(Dataset rows about figures)
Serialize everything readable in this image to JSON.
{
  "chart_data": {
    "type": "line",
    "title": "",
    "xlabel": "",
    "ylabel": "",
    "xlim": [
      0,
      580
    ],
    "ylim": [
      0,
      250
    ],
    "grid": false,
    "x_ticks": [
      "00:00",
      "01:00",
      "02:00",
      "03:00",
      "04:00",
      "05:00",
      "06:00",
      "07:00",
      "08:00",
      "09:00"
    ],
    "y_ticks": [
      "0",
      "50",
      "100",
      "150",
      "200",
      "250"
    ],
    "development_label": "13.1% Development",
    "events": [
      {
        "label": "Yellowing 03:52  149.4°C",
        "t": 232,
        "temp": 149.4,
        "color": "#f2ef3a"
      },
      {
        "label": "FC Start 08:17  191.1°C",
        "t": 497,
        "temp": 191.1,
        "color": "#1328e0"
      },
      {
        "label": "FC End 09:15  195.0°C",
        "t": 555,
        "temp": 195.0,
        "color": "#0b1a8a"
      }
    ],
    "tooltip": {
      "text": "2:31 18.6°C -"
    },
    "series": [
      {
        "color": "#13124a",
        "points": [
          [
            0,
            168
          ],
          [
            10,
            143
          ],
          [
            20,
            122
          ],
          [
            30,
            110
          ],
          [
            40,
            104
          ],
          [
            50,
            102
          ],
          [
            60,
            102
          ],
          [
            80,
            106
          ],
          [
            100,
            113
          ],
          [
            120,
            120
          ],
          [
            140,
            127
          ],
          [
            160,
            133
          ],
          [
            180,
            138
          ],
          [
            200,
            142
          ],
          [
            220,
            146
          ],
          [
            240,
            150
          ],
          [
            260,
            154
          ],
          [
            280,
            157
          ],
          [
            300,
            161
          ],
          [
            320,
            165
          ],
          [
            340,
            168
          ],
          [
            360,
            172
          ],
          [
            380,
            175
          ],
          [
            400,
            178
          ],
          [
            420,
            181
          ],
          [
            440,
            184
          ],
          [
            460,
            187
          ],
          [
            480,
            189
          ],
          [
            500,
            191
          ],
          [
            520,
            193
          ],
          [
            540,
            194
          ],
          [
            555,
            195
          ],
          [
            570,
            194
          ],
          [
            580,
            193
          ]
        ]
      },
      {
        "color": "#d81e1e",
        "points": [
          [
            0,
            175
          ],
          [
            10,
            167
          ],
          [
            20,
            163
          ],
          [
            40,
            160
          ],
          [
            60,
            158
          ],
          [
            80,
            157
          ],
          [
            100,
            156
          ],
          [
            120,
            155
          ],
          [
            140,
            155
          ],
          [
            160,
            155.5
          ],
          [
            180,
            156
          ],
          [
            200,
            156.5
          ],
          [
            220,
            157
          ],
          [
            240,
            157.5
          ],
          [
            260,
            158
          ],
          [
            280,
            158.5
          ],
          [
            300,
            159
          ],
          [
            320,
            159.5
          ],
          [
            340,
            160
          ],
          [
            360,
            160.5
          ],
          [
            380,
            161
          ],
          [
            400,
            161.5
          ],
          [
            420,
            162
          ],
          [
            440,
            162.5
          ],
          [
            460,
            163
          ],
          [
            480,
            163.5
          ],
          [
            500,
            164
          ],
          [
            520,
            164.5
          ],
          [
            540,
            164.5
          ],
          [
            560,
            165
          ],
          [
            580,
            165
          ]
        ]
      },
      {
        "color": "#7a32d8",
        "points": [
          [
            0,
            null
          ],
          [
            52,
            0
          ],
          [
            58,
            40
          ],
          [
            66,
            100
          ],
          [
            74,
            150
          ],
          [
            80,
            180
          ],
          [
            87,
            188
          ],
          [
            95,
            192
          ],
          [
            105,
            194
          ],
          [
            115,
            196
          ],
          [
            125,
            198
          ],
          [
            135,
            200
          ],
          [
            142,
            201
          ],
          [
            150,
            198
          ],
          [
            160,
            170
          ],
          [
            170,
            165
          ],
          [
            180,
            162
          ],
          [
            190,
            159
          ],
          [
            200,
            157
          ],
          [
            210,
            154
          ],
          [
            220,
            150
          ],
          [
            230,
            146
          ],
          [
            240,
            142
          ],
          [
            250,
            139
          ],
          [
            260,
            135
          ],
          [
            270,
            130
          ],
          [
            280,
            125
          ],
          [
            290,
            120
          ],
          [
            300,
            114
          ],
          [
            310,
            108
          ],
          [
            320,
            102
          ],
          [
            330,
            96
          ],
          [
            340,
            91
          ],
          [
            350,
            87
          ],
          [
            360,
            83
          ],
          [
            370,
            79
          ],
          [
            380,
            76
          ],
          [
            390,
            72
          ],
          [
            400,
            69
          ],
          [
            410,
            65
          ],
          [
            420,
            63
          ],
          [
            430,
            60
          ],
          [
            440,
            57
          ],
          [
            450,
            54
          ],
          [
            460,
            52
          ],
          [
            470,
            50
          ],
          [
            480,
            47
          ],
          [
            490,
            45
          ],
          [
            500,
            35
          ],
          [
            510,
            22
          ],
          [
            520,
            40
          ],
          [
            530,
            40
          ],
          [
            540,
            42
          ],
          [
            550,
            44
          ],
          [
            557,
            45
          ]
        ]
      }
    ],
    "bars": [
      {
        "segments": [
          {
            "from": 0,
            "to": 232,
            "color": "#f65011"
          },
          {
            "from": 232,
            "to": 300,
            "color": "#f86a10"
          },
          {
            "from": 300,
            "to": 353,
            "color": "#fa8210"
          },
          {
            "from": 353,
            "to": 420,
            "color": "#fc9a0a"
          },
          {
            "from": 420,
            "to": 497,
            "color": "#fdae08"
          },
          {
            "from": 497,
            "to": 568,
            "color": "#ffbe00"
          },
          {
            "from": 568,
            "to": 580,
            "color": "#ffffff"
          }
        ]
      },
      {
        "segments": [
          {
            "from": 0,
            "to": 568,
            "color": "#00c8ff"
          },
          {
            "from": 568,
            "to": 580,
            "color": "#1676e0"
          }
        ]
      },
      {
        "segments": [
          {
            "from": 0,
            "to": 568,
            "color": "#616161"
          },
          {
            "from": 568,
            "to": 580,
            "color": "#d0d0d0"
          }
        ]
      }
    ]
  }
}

■ **INSTRUCTIONS TO FOLLOW**
Go through the material above line by line and copy it exactly.

■ **TASK ANSWER**
Serialize everything readable in this image to JSON.
{
  "chart_data": {
    "type": "line",
    "title": "",
    "xlabel": "",
    "ylabel": "",
    "xlim": [
      0,
      580
    ],
    "ylim": [
      0,
      250
    ],
    "grid": false,
    "x_ticks": [
      "00:00",
      "01:00",
      "02:00",
      "03:00",
      "04:00",
      "05:00",
      "06:00",
      "07:00",
      "08:00",
      "09:00"
    ],
    "y_ticks": [
      "0",
      "50",
      "100",
      "150",
      "200",
      "250"
    ],
    "development_label": "13.1% Development",
    "events": [
      {
        "label": "Yellowing 03:52  149.4°C",
        "t": 232,
        "temp": 149.4,
        "color": "#f2ef3a"
      },
      {
        "label": "FC Start 08:17  191.1°C",
        "t": 497,
        "temp": 191.1,
        "color": "#1328e0"
      },
      {
        "label": "FC End 09:15  195.0°C",
        "t": 555,
        "temp": 195.0,
        "color": "#0b1a8a"
      }
    ],
    "tooltip": {
      "text": "2:31 18.6°C -"
    },
    "series": [
      {
        "color": "#13124a",
        "points": [
          [
            0,
            168
          ],
          [
            10,
            143
          ],
          [
            20,
            122
          ],
          [
            30,
            110
          ],
          [
            40,
            104
          ],
          [
            50,
            102
          ],
          [
            60,
            102
          ],
          [
            80,
            106
          ],
          [
            100,
            113
          ],
          [
            120,
            120
          ],
          [
            140,
            127
          ],
          [
            160,
            133
          ],
          [
            180,
            138
          ],
          [
            200,
            142
          ],
          [
            220,
            146
          ],
          [
            240,
            150
          ],
          [
            260,
            154
          ],
          [
            280,
            157
          ],
          [
            300,
            161
          ],
          [
            320,
            165
          ],
          [
            340,
            168
          ],
          [
            360,
            172
          ],
          [
            380,
            175
          ],
          [
            400,
            178
          ],
          [
            420,
            181
          ],
          [
            440,
            184
          ],
          [
            460,
            187
          ],
          [
            480,
            189
          ],
          [
            500,
            191
          ],
          [
            520,
            193
          ],
          [
            540,
            194
          ],
          [
            555,
            195
          ],
          [
            570,
            194
          ],
          [
            580,
            193
          ]
        ]
      },
      {
        "color": "#d81e1e",
        "points": [
          [
            0,
            175
          ],
          [
            10,
            167
          ],
          [
            20,
            163
          ],
          [
            40,
            160
          ],
          [
            60,
            158
          ],
          [
            80,
            157
          ],
          [
            100,
            156
          ],
          [
            120,
            155
          ],
          [
            140,
            155
          ],
          [
            160,
            155.5
          ],
          [
            180,
            156
          ],
          [
            200,
            156.5
          ],
          [
            220,
            157
          ],
          [
            240,
            157.5
          ],
          [
            260,
            158
          ],
          [
            280,
            158.5
          ],
          [
            300,
            159
          ],
          [
            320,
            159.5
          ],
          [
            340,
            160
          ],
          [
            360,
            160.5
          ],
          [
            380,
            161
          ],
          [
            400,
            161.5
          ],
          [
            420,
            162
          ],
          [
            440,
            162.5
          ],
          [
            460,
            163
          ],
          [
            480,
            163.5
          ],
          [
            500,
            164
          ],
          [
            520,
            164.5
          ],
          [
            540,
            164.5
          ],
          [
            560,
            165
          ],
          [
            580,
            165
          ]
        ]
      },
      {
        "color": "#7a32d8",
        "points": [
          [
            0,
            null
          ],
          [
            52,
            0
          ],
          [
            58,
            40
          ],
          [
            66,
            100
          ],
          [
            74,
            150
          ],
          [
            80,
            180
          ],
          [
            87,
            188
          ],
          [
            95,
            192
          ],
          [
            105,
            194
          ],
          [
            115,
            196
          ],
          [
            125,
            198
          ],
          [
            135,
            200
          ],
          [
            142,
            201
          ],
          [
            150,
            198
          ],
          [
            160,
            170
          ],
          [
            170,
            165
          ],
          [
            180,
            162
          ],
          [
            190,
            159
          ],
          [
            200,
            157
          ],
          [
            210,
            154
          ],
          [
            220,
            150
          ],
          [
            230,
            146
          ],
          [
            240,
            142
          ],
          [
            250,
            139
          ],
          [
            260,
            135
          ],
          [
            270,
            130
          ],
          [
            280,
            125
          ],
          [
            290,
            120
          ],
          [
            300,
            114
          ],
          [
            310,
            108
          ],
          [
            320,
            102
          ],
          [
            330,
            96
          ],
          [
            340,
            91
          ],
          [
            350,
            87
          ],
          [
            360,
            83
          ],
          [
            370,
            79
          ],
          [
            380,
            76
          ],
          [
            390,
            72
          ],
          [
            400,
            69
          ],
          [
            410,
            65
          ],
          [
            420,
            63
          ],
          [
            430,
            60
          ],
          [
            440,
            57
          ],
          [
            450,
            54
          ],
          [
            460,
            52
          ],
          [
            470,
            50
          ],
          [
            480,
            47
          ],
          [
            490,
            45
          ],
          [
            500,
            35
          ],
          [
            510,
            22
          ],
          [
            520,
            40
          ],
          [
            530,
            40
          ],
          [
            540,
            42
          ],
          [
            550,
            44
          ],
          [
            557,
            45
          ]
        ]
      }
    ],
    "bars": [
      {
        "segments": [
          {
            "from": 0,
            "to": 232,
            "color": "#f65011"
          },
          {
            "from": 232,
            "to": 300,
            "color": "#f86a10"
          },
          {
            "from": 300,
            "to": 353,
            "color": "#fa8210"
          },
          {
            "from": 353,
            "to": 420,
            "color": "#fc9a0a"
          },
          {
            "from": 420,
            "to": 497,
            "color": "#fdae08"
          },
          {
            "from": 497,
            "to": 568,
            "color": "#ffbe00"
          },
          {
            "from": 568,
            "to": 580,
            "color": "#ffffff"
          }
        ]
      },
      {
        "segments": [
          {
            "from": 0,
            "to": 568,
            "color": "#00c8ff"
          },
          {
            "from": 568,
            "to": 580,
            "color": "#1676e0"
          }
        ]
      },
      {
        "segments": [
          {
            "from": 0,
            "to": 568,
            "color": "#616161"
          },
          {
            "from": 568,
            "to": 580,
            "color": "#d0d0d0"
          }
        ]
      }
    ]
  }
}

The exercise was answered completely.